[Text excerpt]:

# Next bean order... Darker roast



## gazbea (Jul 11, 2011)

Right. Thought I'd set my sights differently for a change. The Hasbean thread I created Hasbean a success (sorry, I'll get my coat) but I'm starting to get bored of the light roasts they seem to be sticking with.

I miss the kick up the backside you used to get with a good strong espresso. I don't want floral, grass and fruits otherwise I would be looking at wine books!









So, what beans and roasters are people recommending/using for nice dark roasts with dark chocolate (80-90% solids), caramel, treacle and toffee.


----------



## MikeHag (Mar 13, 2011)

Depending how dark you want to go, Black Chough from Hands-On is something you might take a look at. It's by no means a full on French roast, but it's a "2nd cracker" and definitely takes on many of the qualities you'd expect from that. The dark choc is there, and the bitter-sweetness.

[Data rows]:
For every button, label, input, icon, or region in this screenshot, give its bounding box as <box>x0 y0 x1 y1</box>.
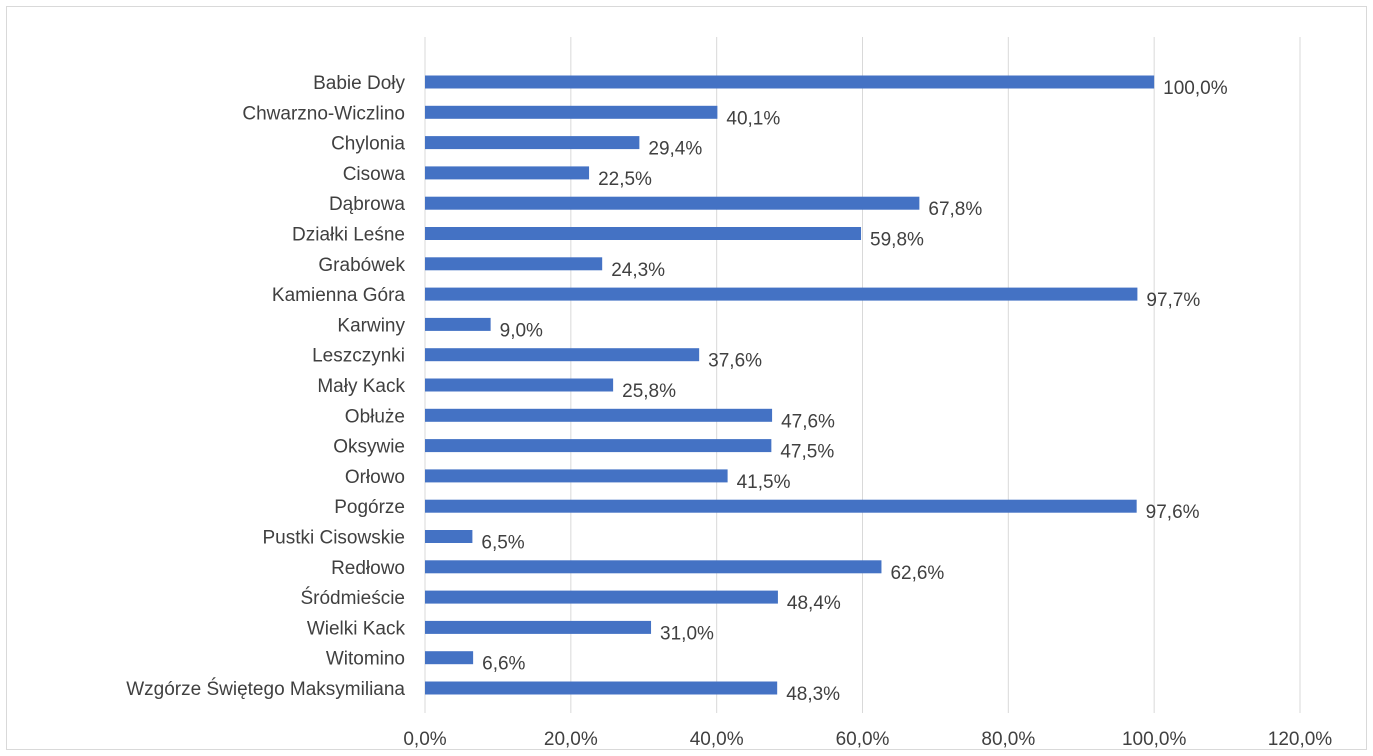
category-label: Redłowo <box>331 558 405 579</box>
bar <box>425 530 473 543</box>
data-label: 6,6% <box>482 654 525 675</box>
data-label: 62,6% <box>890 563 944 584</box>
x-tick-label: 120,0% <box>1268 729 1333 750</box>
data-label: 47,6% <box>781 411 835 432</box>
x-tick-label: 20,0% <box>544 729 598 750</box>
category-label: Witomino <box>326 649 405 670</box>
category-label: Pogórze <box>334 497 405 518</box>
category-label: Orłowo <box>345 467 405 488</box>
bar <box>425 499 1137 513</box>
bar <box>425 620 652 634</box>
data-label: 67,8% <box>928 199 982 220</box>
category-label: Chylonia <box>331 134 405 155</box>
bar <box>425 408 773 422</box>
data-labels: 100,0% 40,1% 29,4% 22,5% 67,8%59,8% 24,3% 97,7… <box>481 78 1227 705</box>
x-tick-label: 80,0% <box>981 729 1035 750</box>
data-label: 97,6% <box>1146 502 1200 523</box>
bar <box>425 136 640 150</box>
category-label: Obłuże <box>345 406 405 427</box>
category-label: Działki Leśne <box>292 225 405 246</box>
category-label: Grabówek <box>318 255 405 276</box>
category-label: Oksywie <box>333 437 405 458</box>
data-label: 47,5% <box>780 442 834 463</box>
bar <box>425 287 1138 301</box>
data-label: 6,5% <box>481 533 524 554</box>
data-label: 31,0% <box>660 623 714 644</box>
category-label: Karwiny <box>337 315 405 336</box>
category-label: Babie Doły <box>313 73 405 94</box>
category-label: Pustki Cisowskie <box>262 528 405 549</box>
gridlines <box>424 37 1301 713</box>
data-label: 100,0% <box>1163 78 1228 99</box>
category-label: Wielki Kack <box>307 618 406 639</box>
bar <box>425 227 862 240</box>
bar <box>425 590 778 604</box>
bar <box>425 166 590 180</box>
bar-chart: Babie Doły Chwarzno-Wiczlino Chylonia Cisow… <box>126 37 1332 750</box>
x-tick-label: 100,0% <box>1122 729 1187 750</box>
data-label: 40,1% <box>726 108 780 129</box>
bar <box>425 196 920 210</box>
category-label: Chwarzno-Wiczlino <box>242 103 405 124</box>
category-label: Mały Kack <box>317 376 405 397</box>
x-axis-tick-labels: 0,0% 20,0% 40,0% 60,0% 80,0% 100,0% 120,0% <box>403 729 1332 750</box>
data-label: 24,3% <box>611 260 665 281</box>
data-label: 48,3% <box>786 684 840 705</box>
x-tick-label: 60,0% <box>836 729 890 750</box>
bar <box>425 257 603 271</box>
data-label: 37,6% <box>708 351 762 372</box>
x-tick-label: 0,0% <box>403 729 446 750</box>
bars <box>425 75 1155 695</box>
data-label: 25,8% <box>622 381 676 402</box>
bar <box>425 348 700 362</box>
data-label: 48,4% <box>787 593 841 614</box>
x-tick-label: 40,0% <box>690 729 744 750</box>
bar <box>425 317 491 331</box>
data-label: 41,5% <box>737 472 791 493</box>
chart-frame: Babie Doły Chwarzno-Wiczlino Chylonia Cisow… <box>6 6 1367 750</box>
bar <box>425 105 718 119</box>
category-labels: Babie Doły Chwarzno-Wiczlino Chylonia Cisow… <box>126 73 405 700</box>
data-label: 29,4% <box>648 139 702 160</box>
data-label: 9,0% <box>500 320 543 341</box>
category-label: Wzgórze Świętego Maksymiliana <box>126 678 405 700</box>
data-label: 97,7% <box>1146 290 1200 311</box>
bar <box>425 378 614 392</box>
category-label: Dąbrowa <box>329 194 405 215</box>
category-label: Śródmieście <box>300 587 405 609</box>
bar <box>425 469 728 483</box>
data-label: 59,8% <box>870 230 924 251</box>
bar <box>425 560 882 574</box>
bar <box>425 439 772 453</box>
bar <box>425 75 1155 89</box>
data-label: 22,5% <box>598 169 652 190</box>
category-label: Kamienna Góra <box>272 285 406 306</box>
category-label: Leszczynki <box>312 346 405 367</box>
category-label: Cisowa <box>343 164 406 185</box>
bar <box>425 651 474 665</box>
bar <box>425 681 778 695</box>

...

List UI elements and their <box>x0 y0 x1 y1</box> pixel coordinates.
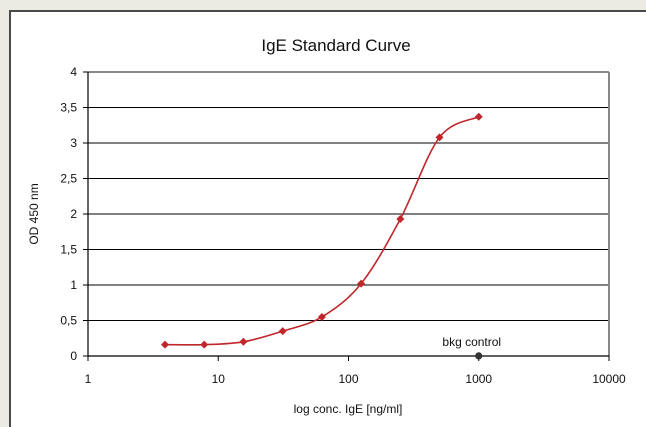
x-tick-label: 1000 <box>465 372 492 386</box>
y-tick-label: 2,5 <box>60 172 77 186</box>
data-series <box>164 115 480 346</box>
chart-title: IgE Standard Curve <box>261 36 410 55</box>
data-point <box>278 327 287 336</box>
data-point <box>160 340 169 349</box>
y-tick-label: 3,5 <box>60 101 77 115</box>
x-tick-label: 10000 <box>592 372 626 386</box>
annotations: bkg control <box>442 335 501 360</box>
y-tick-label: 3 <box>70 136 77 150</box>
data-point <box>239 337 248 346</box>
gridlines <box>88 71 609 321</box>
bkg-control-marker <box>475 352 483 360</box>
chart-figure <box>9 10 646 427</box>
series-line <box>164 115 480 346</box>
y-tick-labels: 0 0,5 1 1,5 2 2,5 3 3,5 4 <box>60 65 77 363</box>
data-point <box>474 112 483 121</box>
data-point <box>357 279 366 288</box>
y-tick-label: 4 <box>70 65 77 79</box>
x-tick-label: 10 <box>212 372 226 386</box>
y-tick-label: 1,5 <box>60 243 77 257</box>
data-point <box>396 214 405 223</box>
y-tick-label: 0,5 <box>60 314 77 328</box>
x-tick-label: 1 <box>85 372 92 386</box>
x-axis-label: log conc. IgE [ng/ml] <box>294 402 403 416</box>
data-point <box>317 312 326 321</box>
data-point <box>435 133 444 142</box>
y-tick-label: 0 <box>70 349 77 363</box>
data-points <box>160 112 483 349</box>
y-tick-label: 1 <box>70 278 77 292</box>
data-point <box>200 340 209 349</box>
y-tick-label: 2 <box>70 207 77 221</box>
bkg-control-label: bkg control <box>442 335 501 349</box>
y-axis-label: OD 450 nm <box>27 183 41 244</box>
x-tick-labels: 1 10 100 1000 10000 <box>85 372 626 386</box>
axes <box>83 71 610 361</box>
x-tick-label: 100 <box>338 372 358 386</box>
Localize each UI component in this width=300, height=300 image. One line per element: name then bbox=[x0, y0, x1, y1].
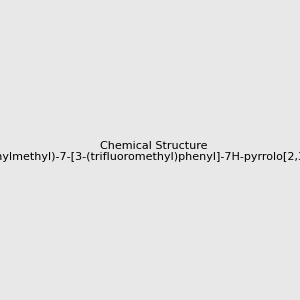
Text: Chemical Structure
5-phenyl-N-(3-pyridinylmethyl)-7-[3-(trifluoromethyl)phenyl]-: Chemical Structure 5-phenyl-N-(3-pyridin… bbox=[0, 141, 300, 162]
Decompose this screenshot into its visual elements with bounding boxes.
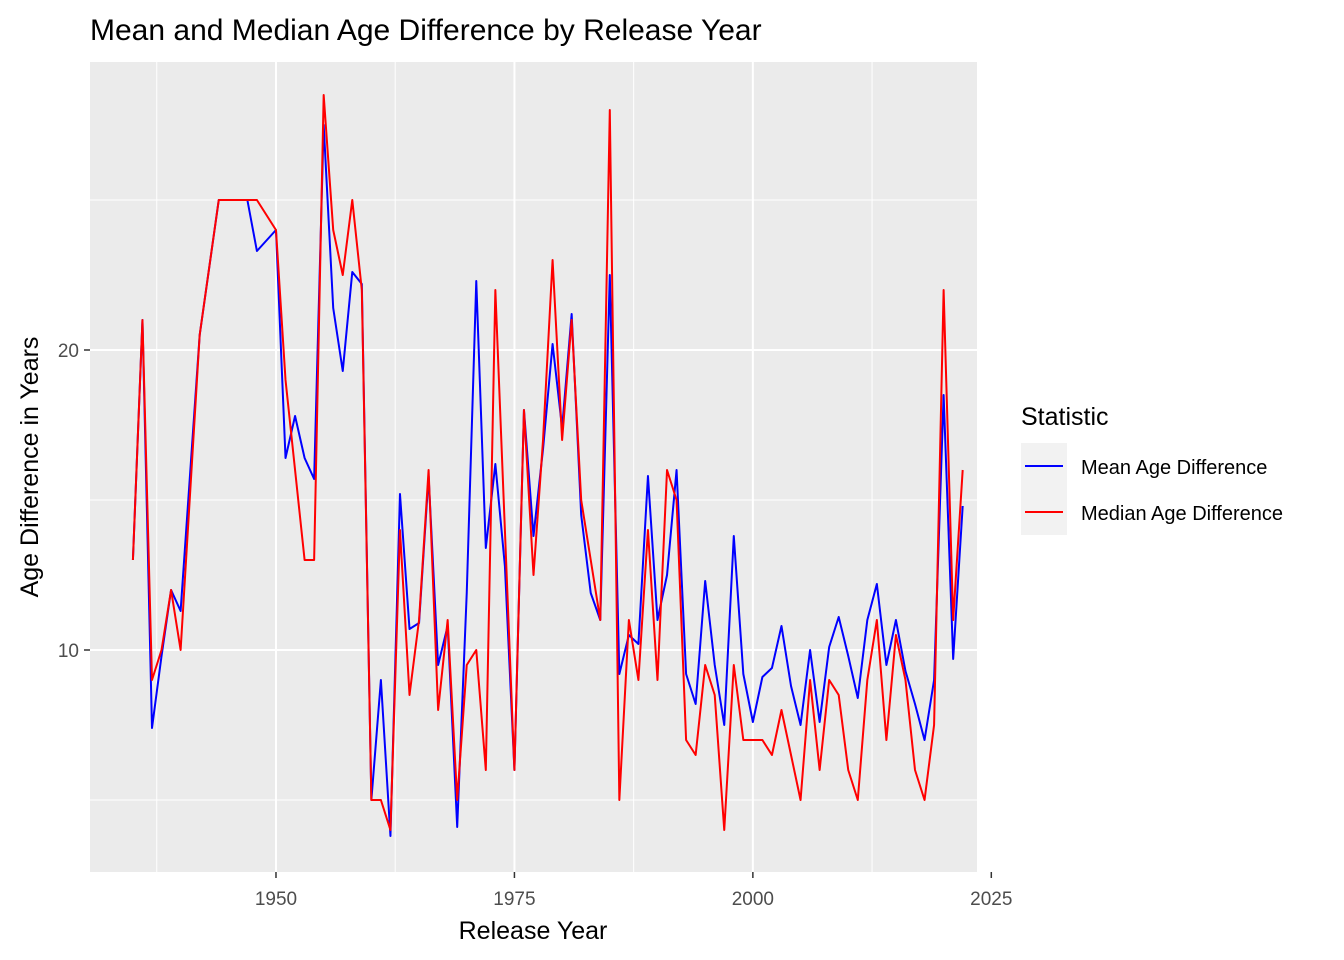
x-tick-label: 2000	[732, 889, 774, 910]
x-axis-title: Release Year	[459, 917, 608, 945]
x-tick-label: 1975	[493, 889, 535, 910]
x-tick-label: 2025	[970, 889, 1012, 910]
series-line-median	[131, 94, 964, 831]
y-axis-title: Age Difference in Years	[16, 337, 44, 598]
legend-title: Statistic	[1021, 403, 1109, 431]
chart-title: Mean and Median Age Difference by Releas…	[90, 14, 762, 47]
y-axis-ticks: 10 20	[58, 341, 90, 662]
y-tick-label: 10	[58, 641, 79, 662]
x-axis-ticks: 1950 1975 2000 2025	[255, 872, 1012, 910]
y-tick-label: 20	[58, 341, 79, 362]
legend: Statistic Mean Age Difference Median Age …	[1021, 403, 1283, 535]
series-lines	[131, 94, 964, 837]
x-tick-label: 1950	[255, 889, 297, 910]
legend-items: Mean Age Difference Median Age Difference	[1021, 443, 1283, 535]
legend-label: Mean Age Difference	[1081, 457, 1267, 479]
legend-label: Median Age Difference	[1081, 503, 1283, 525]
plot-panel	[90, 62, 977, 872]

[Instructions for the task]: List every flavor the first post in the coffee roast thread above asks to find in a dark roast.

[Correct output]: dark chocolate (80-90% solids), caramel, treacle, toffee